THE TASK: Records follow. Select each line holding "Furnace".

### RECORDS PROVIDED

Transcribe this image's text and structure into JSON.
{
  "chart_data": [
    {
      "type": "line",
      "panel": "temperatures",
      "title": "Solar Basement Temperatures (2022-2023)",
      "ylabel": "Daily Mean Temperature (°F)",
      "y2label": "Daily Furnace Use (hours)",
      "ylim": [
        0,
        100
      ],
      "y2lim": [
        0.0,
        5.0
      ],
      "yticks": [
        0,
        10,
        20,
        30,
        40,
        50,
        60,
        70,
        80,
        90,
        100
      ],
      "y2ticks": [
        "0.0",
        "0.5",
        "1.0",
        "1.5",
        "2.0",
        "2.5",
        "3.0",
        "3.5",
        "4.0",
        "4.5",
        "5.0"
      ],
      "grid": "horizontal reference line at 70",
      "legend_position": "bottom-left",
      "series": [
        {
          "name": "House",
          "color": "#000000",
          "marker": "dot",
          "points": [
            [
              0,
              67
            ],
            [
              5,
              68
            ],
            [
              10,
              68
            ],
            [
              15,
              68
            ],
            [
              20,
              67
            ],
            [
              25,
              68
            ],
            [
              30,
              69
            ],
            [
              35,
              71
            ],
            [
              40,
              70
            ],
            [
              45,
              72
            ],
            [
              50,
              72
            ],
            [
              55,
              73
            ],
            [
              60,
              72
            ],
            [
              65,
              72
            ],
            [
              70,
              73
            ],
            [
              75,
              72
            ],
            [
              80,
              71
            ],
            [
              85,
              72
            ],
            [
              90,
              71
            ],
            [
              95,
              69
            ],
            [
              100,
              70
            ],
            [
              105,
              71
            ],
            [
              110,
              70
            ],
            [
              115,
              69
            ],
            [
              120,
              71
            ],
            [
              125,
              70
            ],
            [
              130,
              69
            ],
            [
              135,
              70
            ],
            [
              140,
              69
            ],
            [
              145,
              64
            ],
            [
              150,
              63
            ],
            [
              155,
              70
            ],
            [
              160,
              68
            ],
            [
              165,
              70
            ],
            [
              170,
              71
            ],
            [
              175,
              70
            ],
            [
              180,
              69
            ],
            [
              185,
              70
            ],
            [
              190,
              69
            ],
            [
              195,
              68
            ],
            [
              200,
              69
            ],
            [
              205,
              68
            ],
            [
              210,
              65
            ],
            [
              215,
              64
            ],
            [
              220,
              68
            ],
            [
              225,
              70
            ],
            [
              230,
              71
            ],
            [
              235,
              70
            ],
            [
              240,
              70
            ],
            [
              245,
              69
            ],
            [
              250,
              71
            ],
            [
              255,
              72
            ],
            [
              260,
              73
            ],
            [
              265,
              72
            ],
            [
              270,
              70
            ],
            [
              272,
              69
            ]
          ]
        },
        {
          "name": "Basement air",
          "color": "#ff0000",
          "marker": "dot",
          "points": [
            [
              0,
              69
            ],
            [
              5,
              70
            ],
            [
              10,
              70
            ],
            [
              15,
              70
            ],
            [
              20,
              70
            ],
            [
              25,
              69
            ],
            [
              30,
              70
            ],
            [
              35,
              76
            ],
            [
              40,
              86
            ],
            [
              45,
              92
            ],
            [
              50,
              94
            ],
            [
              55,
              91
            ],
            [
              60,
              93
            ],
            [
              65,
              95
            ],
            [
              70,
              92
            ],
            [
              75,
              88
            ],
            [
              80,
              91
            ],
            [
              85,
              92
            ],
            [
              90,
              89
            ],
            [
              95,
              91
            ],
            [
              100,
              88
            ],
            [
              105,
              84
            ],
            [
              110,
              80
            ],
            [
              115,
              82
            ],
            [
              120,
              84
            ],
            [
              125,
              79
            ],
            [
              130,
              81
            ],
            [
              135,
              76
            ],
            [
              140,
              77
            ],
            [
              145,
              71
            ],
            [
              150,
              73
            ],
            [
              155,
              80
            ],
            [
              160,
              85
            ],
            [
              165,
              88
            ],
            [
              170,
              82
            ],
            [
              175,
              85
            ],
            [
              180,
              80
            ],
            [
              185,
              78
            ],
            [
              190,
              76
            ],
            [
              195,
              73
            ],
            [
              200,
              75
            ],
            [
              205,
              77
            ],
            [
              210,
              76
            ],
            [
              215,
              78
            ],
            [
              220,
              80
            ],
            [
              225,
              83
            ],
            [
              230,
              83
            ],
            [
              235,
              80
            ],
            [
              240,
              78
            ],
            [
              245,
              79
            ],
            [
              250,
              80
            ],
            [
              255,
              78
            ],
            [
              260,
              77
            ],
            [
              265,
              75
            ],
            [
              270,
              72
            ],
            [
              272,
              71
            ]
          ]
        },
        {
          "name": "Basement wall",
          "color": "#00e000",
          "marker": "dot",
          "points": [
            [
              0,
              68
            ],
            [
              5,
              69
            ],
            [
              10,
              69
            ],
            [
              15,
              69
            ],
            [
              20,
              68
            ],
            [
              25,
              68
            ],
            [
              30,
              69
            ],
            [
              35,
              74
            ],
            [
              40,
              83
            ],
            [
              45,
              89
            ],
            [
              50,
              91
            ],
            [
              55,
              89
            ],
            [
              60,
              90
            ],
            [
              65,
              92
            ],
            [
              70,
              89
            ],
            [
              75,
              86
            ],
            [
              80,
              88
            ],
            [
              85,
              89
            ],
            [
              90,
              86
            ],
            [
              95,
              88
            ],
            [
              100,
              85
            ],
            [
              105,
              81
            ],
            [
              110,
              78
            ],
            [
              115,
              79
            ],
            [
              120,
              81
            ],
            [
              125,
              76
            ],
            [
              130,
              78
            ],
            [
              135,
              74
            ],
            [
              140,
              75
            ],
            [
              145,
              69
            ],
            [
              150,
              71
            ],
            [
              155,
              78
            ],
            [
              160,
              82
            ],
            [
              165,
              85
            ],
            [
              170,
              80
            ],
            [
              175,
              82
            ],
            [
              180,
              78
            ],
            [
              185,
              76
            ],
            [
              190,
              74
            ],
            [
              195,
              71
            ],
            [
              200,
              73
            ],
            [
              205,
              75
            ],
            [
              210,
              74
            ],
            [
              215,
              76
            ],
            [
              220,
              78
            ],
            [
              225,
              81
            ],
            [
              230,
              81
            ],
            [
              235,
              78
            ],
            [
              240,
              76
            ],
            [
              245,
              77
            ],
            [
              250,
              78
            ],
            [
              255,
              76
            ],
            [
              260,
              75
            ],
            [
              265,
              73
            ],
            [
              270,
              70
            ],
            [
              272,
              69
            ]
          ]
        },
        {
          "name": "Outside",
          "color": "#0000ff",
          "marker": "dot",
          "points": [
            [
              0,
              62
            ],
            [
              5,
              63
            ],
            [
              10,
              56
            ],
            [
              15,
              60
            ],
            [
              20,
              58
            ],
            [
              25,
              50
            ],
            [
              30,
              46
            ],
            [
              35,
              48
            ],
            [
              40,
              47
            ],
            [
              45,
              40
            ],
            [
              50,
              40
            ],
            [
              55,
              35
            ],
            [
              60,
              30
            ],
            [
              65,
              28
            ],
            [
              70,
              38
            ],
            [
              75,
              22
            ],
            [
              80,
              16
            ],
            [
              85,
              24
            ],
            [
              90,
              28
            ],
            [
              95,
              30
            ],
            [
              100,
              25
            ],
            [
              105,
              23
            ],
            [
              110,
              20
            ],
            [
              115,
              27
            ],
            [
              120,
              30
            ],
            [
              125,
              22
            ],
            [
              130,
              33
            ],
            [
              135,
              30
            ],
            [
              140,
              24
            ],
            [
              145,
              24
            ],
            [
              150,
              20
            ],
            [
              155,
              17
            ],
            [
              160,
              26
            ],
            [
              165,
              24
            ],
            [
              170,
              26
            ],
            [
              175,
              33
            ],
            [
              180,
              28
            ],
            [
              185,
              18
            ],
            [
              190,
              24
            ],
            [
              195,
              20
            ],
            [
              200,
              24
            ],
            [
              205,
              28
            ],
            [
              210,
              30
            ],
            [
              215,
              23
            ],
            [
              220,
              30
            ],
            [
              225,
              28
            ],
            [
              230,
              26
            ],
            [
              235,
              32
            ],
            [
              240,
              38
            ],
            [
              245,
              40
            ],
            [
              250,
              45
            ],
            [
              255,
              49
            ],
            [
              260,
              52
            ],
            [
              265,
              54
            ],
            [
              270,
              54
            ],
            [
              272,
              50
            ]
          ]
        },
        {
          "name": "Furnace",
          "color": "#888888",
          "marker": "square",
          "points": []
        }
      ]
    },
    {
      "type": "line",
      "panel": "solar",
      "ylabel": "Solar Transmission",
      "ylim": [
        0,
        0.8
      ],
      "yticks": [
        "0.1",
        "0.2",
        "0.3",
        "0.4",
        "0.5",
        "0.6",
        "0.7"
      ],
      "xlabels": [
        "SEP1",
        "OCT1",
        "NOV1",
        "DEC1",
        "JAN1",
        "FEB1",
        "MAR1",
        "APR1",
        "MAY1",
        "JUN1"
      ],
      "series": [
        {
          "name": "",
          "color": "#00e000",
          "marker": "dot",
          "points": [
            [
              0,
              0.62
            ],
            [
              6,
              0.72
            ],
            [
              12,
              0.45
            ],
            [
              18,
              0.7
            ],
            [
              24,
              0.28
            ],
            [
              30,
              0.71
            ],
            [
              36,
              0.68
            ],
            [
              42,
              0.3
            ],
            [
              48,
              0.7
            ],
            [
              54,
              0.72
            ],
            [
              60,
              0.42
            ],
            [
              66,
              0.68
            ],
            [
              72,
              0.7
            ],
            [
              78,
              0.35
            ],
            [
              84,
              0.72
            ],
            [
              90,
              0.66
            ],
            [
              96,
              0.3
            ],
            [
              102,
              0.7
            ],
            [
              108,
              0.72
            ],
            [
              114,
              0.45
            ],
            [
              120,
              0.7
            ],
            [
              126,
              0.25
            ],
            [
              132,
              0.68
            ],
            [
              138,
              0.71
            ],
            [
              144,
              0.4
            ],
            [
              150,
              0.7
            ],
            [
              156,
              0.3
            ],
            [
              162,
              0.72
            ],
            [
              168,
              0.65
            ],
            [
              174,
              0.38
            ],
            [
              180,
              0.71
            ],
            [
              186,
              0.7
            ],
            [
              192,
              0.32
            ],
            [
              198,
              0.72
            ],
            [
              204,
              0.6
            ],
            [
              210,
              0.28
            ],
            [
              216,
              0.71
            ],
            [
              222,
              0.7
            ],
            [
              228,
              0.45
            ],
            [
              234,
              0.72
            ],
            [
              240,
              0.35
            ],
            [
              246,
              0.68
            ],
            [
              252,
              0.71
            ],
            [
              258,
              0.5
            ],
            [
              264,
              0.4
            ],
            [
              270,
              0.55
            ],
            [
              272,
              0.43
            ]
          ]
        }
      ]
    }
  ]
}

######

FINAL RESULT:
      "y2label": "Daily Furnace Use (hours)",
          "name": "Furnace",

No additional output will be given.